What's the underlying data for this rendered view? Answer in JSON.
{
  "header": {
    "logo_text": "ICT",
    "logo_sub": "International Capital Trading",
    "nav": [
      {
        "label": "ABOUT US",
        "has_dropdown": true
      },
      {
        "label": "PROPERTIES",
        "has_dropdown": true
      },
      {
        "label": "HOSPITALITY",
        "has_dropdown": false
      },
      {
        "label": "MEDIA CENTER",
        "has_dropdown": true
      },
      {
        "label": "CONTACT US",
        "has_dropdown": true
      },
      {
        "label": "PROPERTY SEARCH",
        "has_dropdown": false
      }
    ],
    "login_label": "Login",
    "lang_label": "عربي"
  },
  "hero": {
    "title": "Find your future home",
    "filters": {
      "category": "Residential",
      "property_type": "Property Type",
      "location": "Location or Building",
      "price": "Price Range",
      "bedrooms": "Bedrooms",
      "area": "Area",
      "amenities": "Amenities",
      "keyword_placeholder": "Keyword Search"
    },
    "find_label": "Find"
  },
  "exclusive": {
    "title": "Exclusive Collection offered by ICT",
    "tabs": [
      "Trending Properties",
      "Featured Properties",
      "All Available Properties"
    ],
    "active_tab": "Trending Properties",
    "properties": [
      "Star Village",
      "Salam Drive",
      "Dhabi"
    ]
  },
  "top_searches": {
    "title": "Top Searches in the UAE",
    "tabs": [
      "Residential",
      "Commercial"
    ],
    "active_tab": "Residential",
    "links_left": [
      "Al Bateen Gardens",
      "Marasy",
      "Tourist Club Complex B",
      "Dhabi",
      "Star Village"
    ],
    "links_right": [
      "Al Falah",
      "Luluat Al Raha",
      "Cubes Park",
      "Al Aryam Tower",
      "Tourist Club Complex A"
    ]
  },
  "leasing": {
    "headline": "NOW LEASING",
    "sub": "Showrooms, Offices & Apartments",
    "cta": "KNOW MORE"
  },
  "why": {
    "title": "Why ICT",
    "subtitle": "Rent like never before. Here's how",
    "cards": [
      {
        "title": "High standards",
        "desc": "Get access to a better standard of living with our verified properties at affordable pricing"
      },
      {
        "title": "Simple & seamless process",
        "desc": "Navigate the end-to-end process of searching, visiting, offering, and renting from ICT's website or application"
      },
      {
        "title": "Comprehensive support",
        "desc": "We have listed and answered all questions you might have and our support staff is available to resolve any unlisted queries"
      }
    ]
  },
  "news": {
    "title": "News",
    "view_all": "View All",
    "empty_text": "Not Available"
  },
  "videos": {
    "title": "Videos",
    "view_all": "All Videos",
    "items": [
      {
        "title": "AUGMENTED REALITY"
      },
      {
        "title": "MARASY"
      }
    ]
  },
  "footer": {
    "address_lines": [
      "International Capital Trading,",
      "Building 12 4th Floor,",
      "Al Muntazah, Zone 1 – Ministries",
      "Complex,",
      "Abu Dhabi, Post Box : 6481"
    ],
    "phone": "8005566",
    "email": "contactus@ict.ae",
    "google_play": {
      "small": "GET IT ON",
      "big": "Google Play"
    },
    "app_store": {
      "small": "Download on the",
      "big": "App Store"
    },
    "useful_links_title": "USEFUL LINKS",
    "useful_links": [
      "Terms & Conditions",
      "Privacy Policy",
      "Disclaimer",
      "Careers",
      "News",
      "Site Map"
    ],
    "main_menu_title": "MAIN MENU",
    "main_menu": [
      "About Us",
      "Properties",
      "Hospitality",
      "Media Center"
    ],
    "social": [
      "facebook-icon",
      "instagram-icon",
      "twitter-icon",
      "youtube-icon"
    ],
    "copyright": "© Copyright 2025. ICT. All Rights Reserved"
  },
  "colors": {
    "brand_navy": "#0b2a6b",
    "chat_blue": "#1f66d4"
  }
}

- Problem requirements: Every record should be repeated exactly; please leave none out.

- The output:
What's the underlying data for this rendered view? Answer in JSON.
{
  "header": {
    "logo_text": "ICT",
    "logo_sub": "International Capital Trading",
    "nav": [
      {
        "label": "ABOUT US",
        "has_dropdown": true
      },
      {
        "label": "PROPERTIES",
        "has_dropdown": true
      },
      {
        "label": "HOSPITALITY",
        "has_dropdown": false
      },
      {
        "label": "MEDIA CENTER",
        "has_dropdown": true
      },
      {
        "label": "CONTACT US",
        "has_dropdown": true
      },
      {
        "label": "PROPERTY SEARCH",
        "has_dropdown": false
      }
    ],
    "login_label": "Login",
    "lang_label": "عربي"
  },
  "hero": {
    "title": "Find your future home",
    "filters": {
      "category": "Residential",
      "property_type": "Property Type",
      "location": "Location or Building",
      "price": "Price Range",
      "bedrooms": "Bedrooms",
      "area": "Area",
      "amenities": "Amenities",
      "keyword_placeholder": "Keyword Search"
    },
    "find_label": "Find"
  },
  "exclusive": {
    "title": "Exclusive Collection offered by ICT",
    "tabs": [
      "Trending Properties",
      "Featured Properties",
      "All Available Properties"
    ],
    "active_tab": "Trending Properties",
    "properties": [
      "Star Village",
      "Salam Drive",
      "Dhabi"
    ]
  },
  "top_searches": {
    "title": "Top Searches in the UAE",
    "tabs": [
      "Residential",
      "Commercial"
    ],
    "active_tab": "Residential",
    "links_left": [
      "Al Bateen Gardens",
      "Marasy",
      "Tourist Club Complex B",
      "Dhabi",
      "Star Village"
    ],
    "links_right": [
      "Al Falah",
      "Luluat Al Raha",
      "Cubes Park",
      "Al Aryam Tower",
      "Tourist Club Complex A"
    ]
  },
  "leasing": {
    "headline": "NOW LEASING",
    "sub": "Showrooms, Offices & Apartments",
    "cta": "KNOW MORE"
  },
  "why": {
    "title": "Why ICT",
    "subtitle": "Rent like never before. Here's how",
    "cards": [
      {
        "title": "High standards",
        "desc": "Get access to a better standard of living with our verified properties at affordable pricing"
      },
      {
        "title": "Simple & seamless process",
        "desc": "Navigate the end-to-end process of searching, visiting, offering, and renting from ICT's website or application"
      },
      {
        "title": "Comprehensive support",
        "desc": "We have listed and answered all questions you might have and our support staff is available to resolve any unlisted queries"
      }
    ]
  },
  "news": {
    "title": "News",
    "view_all": "View All",
    "empty_text": "Not Available"
  },
  "videos": {
    "title": "Videos",
    "view_all": "All Videos",
    "items": [
      {
        "title": "AUGMENTED REALITY"
      },
      {
        "title": "MARASY"
      }
    ]
  },
  "footer": {
    "address_lines": [
      "International Capital Trading,",
      "Building 12 4th Floor,",
      "Al Muntazah, Zone 1 – Ministries",
      "Complex,",
      "Abu Dhabi, Post Box : 6481"
    ],
    "phone": "8005566",
    "email": "contactus@ict.ae",
    "google_play": {
      "small": "GET IT ON",
      "big": "Google Play"
    },
    "app_store": {
      "small": "Download on the",
      "big": "App Store"
    },
    "useful_links_title": "USEFUL LINKS",
    "useful_links": [
      "Terms & Conditions",
      "Privacy Policy",
      "Disclaimer",
      "Careers",
      "News",
      "Site Map"
    ],
    "main_menu_title": "MAIN MENU",
    "main_menu": [
      "About Us",
      "Properties",
      "Hospitality",
      "Media Center"
    ],
    "social": [
      "facebook-icon",
      "instagram-icon",
      "twitter-icon",
      "youtube-icon"
    ],
    "copyright": "© Copyright 2025. ICT. All Rights Reserved"
  },
  "colors": {
    "brand_navy": "#0b2a6b",
    "chat_blue": "#1f66d4"
  }
}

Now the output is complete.